• _Given task_: Exactly and only the lines from the one with "Read this page and output its text content." through the end of the listing are to be transcribed, both ends included.

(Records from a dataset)
====

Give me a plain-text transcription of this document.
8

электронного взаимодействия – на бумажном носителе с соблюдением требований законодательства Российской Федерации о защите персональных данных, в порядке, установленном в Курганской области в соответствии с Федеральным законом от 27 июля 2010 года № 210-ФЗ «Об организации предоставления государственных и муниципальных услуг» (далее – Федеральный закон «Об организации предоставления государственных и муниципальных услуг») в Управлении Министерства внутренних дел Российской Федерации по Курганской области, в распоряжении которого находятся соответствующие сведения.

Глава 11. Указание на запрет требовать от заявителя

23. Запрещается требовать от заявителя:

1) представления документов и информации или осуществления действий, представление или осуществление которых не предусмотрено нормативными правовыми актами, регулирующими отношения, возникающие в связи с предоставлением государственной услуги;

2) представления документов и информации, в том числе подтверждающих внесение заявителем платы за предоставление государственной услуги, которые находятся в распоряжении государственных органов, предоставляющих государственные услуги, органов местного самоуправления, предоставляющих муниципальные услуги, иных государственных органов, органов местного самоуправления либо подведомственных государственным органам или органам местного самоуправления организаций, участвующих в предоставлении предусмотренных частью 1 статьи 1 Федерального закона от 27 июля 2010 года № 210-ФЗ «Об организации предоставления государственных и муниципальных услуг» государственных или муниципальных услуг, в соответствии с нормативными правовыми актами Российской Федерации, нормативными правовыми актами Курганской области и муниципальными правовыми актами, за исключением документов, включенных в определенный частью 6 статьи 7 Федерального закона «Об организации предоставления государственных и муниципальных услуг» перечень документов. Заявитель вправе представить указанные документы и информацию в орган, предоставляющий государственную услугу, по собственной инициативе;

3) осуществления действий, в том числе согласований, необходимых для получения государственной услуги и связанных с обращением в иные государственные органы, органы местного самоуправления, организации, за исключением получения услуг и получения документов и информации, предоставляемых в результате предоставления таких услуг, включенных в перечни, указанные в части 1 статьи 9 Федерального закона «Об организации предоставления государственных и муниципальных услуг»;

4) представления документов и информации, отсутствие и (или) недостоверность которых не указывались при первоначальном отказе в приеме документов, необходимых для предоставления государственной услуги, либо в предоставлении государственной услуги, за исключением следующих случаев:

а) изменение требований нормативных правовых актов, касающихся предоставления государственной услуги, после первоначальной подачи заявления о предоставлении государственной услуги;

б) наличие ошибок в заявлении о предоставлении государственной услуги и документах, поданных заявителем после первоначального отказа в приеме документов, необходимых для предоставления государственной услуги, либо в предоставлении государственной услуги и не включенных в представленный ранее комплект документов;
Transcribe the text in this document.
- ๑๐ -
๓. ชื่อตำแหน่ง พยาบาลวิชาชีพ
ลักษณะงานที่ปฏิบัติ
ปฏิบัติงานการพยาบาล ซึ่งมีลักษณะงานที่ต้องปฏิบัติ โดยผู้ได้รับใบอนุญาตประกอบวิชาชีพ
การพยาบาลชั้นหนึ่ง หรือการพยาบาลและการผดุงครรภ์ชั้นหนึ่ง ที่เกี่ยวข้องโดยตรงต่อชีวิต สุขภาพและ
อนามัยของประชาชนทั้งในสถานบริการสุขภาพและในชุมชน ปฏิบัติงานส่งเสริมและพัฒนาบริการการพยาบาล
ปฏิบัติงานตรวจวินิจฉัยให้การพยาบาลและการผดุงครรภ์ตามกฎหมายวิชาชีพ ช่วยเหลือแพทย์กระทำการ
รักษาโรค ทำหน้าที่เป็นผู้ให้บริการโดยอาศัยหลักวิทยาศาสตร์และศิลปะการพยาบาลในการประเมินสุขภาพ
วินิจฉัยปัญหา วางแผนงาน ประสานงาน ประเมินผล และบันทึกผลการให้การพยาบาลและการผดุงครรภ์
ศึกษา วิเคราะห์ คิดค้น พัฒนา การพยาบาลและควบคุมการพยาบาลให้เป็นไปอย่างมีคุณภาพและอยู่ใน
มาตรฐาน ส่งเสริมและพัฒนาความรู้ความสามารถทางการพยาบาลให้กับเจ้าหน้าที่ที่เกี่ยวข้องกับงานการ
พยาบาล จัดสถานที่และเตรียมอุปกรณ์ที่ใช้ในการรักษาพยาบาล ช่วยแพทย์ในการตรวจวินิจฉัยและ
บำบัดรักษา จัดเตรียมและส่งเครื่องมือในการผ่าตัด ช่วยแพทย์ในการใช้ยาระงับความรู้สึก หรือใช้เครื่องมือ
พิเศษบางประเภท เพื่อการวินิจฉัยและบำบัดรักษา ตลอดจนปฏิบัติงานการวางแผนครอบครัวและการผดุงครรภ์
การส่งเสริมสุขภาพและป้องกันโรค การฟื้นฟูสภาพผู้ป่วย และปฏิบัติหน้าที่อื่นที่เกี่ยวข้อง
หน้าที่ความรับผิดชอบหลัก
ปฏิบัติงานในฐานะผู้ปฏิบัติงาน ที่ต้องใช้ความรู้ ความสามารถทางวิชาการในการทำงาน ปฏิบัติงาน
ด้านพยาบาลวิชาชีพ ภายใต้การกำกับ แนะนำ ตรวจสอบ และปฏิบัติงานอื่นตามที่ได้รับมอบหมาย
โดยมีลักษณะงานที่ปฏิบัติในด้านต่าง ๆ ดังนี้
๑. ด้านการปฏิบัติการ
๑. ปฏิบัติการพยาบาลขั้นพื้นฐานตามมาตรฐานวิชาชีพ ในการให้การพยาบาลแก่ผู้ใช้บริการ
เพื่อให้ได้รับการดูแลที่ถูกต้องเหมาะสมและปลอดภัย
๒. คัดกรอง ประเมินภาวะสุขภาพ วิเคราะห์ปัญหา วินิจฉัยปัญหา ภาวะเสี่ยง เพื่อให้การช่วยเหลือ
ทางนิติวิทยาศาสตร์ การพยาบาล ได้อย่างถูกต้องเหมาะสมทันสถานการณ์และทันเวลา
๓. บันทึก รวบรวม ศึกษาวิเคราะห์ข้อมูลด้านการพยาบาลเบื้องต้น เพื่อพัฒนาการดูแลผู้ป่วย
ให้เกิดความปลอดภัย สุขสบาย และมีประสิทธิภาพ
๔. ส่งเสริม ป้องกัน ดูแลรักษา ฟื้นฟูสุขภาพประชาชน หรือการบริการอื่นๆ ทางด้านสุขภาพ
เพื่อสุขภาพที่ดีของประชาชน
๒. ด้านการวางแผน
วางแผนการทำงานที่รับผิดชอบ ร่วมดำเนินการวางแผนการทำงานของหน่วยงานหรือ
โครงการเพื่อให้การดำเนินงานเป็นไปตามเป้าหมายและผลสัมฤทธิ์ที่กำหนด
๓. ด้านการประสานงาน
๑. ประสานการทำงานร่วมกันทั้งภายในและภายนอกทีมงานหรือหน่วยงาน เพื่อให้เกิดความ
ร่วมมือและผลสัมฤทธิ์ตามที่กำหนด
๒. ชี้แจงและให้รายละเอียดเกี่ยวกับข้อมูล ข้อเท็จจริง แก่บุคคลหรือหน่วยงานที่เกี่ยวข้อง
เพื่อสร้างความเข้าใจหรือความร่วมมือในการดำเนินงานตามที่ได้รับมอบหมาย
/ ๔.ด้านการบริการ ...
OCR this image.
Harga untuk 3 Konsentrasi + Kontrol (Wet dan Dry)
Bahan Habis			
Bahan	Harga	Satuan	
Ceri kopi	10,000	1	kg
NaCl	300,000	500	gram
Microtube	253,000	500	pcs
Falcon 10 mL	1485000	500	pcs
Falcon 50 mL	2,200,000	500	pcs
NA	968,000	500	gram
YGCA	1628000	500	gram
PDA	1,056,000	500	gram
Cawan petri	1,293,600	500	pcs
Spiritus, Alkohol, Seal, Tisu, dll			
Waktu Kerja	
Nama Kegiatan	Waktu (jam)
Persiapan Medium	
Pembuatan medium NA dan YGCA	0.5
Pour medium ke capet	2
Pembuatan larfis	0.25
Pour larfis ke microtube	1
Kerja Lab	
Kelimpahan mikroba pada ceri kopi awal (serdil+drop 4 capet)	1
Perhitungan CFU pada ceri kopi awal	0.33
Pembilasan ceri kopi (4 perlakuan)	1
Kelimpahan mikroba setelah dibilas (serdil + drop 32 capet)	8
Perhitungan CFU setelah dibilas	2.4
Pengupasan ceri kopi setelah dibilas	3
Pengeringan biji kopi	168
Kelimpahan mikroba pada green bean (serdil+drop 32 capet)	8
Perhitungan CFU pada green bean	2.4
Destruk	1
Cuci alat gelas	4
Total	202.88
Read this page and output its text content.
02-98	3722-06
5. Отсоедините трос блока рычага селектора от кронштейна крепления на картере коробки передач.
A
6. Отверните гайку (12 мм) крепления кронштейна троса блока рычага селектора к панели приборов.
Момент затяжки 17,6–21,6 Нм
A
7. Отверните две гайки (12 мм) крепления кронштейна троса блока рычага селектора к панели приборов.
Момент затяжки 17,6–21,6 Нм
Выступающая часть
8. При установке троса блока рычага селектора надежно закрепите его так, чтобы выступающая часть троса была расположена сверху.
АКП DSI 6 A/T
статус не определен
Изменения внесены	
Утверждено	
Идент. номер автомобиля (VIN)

====

• _Complete answer_:
Read this page and output its text content.
02-98	3722-06
5. Отсоедините трос блока рычага селектора от кронштейна крепления на картере коробки передач.
A
6. Отверните гайку (12 мм) крепления кронштейна троса блока рычага селектора к панели приборов.
Момент затяжки 17,6–21,6 Нм
A
7. Отверните две гайки (12 мм) крепления кронштейна троса блока рычага селектора к панели приборов.
Момент затяжки 17,6–21,6 Нм
Выступающая часть
8. При установке троса блока рычага селектора надежно закрепите его так, чтобы выступающая часть троса была расположена сверху.
АКП DSI 6 A/T
статус не определен
Изменения внесены	
Утверждено	
Идент. номер автомобиля (VIN)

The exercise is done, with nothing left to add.